AVAILABLE RECORDS =>
=-=-=

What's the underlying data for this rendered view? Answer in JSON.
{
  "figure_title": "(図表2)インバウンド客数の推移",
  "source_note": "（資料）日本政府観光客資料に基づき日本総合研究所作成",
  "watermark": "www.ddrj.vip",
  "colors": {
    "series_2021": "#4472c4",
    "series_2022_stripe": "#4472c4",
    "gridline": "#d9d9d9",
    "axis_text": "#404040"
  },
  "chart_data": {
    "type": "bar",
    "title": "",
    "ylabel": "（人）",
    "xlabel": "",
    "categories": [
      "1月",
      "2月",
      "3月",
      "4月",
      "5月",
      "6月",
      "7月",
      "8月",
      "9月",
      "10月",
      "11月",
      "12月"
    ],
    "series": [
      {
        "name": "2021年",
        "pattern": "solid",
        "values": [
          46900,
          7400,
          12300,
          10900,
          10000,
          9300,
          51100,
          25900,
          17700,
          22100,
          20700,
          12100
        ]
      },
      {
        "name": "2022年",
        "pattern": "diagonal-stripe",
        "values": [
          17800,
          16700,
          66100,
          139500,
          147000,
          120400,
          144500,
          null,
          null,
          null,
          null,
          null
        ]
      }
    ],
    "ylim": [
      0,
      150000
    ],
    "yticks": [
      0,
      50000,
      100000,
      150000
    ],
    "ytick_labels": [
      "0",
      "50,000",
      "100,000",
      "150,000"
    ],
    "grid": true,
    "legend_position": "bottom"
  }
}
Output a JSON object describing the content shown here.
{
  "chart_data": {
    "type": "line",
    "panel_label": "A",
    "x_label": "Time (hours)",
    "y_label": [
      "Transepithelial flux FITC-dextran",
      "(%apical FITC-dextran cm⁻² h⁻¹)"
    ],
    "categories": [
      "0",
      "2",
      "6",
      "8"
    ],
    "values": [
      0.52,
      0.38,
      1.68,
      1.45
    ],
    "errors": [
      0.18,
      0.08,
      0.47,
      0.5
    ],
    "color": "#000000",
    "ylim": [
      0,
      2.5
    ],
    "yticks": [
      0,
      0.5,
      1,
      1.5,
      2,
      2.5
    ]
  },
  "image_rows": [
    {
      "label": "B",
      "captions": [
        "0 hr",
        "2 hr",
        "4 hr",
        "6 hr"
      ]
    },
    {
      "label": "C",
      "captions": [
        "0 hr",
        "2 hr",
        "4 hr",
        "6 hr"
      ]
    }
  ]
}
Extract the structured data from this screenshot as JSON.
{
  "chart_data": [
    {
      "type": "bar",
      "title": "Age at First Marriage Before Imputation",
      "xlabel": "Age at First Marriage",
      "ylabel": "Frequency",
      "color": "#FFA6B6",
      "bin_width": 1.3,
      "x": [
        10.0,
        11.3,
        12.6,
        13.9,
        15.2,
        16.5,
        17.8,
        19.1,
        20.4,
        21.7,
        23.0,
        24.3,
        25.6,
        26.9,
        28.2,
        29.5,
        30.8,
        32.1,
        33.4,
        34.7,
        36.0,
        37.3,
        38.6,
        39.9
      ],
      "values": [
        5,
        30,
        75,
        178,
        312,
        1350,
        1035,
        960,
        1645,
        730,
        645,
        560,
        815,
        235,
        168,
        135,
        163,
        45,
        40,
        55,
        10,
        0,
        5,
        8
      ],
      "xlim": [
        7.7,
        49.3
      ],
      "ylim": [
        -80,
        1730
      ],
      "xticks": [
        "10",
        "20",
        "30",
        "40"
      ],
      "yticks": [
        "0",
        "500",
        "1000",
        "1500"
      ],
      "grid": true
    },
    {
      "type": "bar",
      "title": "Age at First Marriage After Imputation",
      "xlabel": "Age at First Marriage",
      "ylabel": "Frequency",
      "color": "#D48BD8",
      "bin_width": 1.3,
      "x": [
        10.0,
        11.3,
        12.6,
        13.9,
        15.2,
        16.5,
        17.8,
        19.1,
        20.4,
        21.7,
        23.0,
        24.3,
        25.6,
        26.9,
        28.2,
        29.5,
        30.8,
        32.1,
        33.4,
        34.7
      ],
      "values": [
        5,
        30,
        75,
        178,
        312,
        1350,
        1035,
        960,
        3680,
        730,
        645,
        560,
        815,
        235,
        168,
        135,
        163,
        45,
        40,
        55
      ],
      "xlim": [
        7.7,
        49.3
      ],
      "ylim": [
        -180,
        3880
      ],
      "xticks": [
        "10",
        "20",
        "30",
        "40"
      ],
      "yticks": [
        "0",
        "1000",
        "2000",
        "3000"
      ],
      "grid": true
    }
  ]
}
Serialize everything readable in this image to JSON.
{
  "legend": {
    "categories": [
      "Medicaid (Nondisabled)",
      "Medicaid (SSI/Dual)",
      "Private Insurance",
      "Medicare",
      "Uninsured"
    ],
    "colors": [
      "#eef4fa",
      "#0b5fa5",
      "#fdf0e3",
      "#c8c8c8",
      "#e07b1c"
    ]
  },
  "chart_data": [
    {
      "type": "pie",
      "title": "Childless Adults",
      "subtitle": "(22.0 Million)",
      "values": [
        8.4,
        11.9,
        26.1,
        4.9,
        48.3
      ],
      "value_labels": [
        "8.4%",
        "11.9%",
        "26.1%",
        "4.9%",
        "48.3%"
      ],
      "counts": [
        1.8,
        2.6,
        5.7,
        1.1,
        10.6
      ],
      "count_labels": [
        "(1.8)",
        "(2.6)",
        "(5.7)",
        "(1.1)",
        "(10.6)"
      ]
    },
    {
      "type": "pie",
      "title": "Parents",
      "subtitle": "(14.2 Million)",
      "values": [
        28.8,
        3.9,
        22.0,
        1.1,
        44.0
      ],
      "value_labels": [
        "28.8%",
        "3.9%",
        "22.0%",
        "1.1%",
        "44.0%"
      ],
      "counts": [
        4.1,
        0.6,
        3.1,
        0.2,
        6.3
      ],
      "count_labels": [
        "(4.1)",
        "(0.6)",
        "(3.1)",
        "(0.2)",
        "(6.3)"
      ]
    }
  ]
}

=-=-=

DIRECTIVE =>
Repeat the listing exactly, from its first line to its last.

COMPLETED TASK =>
What's the underlying data for this rendered view? Answer in JSON.
{
  "figure_title": "(図表2)インバウンド客数の推移",
  "source_note": "（資料）日本政府観光客資料に基づき日本総合研究所作成",
  "watermark": "www.ddrj.vip",
  "colors": {
    "series_2021": "#4472c4",
    "series_2022_stripe": "#4472c4",
    "gridline": "#d9d9d9",
    "axis_text": "#404040"
  },
  "chart_data": {
    "type": "bar",
    "title": "",
    "ylabel": "（人）",
    "xlabel": "",
    "categories": [
      "1月",
      "2月",
      "3月",
      "4月",
      "5月",
      "6月",
      "7月",
      "8月",
      "9月",
      "10月",
      "11月",
      "12月"
    ],
    "series": [
      {
        "name": "2021年",
        "pattern": "solid",
        "values": [
          46900,
          7400,
          12300,
          10900,
          10000,
          9300,
          51100,
          25900,
          17700,
          22100,
          20700,
          12100
        ]
      },
      {
        "name": "2022年",
        "pattern": "diagonal-stripe",
        "values": [
          17800,
          16700,
          66100,
          139500,
          147000,
          120400,
          144500,
          null,
          null,
          null,
          null,
          null
        ]
      }
    ],
    "ylim": [
      0,
      150000
    ],
    "yticks": [
      0,
      50000,
      100000,
      150000
    ],
    "ytick_labels": [
      "0",
      "50,000",
      "100,000",
      "150,000"
    ],
    "grid": true,
    "legend_position": "bottom"
  }
}
Output a JSON object describing the content shown here.
{
  "chart_data": {
    "type": "line",
    "panel_label": "A",
    "x_label": "Time (hours)",
    "y_label": [
      "Transepithelial flux FITC-dextran",
      "(%apical FITC-dextran cm⁻² h⁻¹)"
    ],
    "categories": [
      "0",
      "2",
      "6",
      "8"
    ],
    "values": [
      0.52,
      0.38,
      1.68,
      1.45
    ],
    "errors": [
      0.18,
      0.08,
      0.47,
      0.5
    ],
    "color": "#000000",
    "ylim": [
      0,
      2.5
    ],
    "yticks": [
      0,
      0.5,
      1,
      1.5,
      2,
      2.5
    ]
  },
  "image_rows": [
    {
      "label": "B",
      "captions": [
        "0 hr",
        "2 hr",
        "4 hr",
        "6 hr"
      ]
    },
    {
      "label": "C",
      "captions": [
        "0 hr",
        "2 hr",
        "4 hr",
        "6 hr"
      ]
    }
  ]
}
Extract the structured data from this screenshot as JSON.
{
  "chart_data": [
    {
      "type": "bar",
      "title": "Age at First Marriage Before Imputation",
      "xlabel": "Age at First Marriage",
      "ylabel": "Frequency",
      "color": "#FFA6B6",
      "bin_width": 1.3,
      "x": [
        10.0,
        11.3,
        12.6,
        13.9,
        15.2,
        16.5,
        17.8,
        19.1,
        20.4,
        21.7,
        23.0,
        24.3,
        25.6,
        26.9,
        28.2,
        29.5,
        30.8,
        32.1,
        33.4,
        34.7,
        36.0,
        37.3,
        38.6,
        39.9
      ],
      "values": [
        5,
        30,
        75,
        178,
        312,
        1350,
        1035,
        960,
        1645,
        730,
        645,
        560,
        815,
        235,
        168,
        135,
        163,
        45,
        40,
        55,
        10,
        0,
        5,
        8
      ],
      "xlim": [
        7.7,
        49.3
      ],
      "ylim": [
        -80,
        1730
      ],
      "xticks": [
        "10",
        "20",
        "30",
        "40"
      ],
      "yticks": [
        "0",
        "500",
        "1000",
        "1500"
      ],
      "grid": true
    },
    {
      "type": "bar",
      "title": "Age at First Marriage After Imputation",
      "xlabel": "Age at First Marriage",
      "ylabel": "Frequency",
      "color": "#D48BD8",
      "bin_width": 1.3,
      "x": [
        10.0,
        11.3,
        12.6,
        13.9,
        15.2,
        16.5,
        17.8,
        19.1,
        20.4,
        21.7,
        23.0,
        24.3,
        25.6,
        26.9,
        28.2,
        29.5,
        30.8,
        32.1,
        33.4,
        34.7
      ],
      "values": [
        5,
        30,
        75,
        178,
        312,
        1350,
        1035,
        960,
        3680,
        730,
        645,
        560,
        815,
        235,
        168,
        135,
        163,
        45,
        40,
        55
      ],
      "xlim": [
        7.7,
        49.3
      ],
      "ylim": [
        -180,
        3880
      ],
      "xticks": [
        "10",
        "20",
        "30",
        "40"
      ],
      "yticks": [
        "0",
        "1000",
        "2000",
        "3000"
      ],
      "grid": true
    }
  ]
}
Serialize everything readable in this image to JSON.
{
  "legend": {
    "categories": [
      "Medicaid (Nondisabled)",
      "Medicaid (SSI/Dual)",
      "Private Insurance",
      "Medicare",
      "Uninsured"
    ],
    "colors": [
      "#eef4fa",
      "#0b5fa5",
      "#fdf0e3",
      "#c8c8c8",
      "#e07b1c"
    ]
  },
  "chart_data": [
    {
      "type": "pie",
      "title": "Childless Adults",
      "subtitle": "(22.0 Million)",
      "values": [
        8.4,
        11.9,
        26.1,
        4.9,
        48.3
      ],
      "value_labels": [
        "8.4%",
        "11.9%",
        "26.1%",
        "4.9%",
        "48.3%"
      ],
      "counts": [
        1.8,
        2.6,
        5.7,
        1.1,
        10.6
      ],
      "count_labels": [
        "(1.8)",
        "(2.6)",
        "(5.7)",
        "(1.1)",
        "(10.6)"
      ]
    },
    {
      "type": "pie",
      "title": "Parents",
      "subtitle": "(14.2 Million)",
      "values": [
        28.8,
        3.9,
        22.0,
        1.1,
        44.0
      ],
      "value_labels": [
        "28.8%",
        "3.9%",
        "22.0%",
        "1.1%",
        "44.0%"
      ],
      "counts": [
        4.1,
        0.6,
        3.1,
        0.2,
        6.3
      ],
      "count_labels": [
        "(4.1)",
        "(0.6)",
        "(3.1)",
        "(0.2)",
        "(6.3)"
      ]
    }
  ]
}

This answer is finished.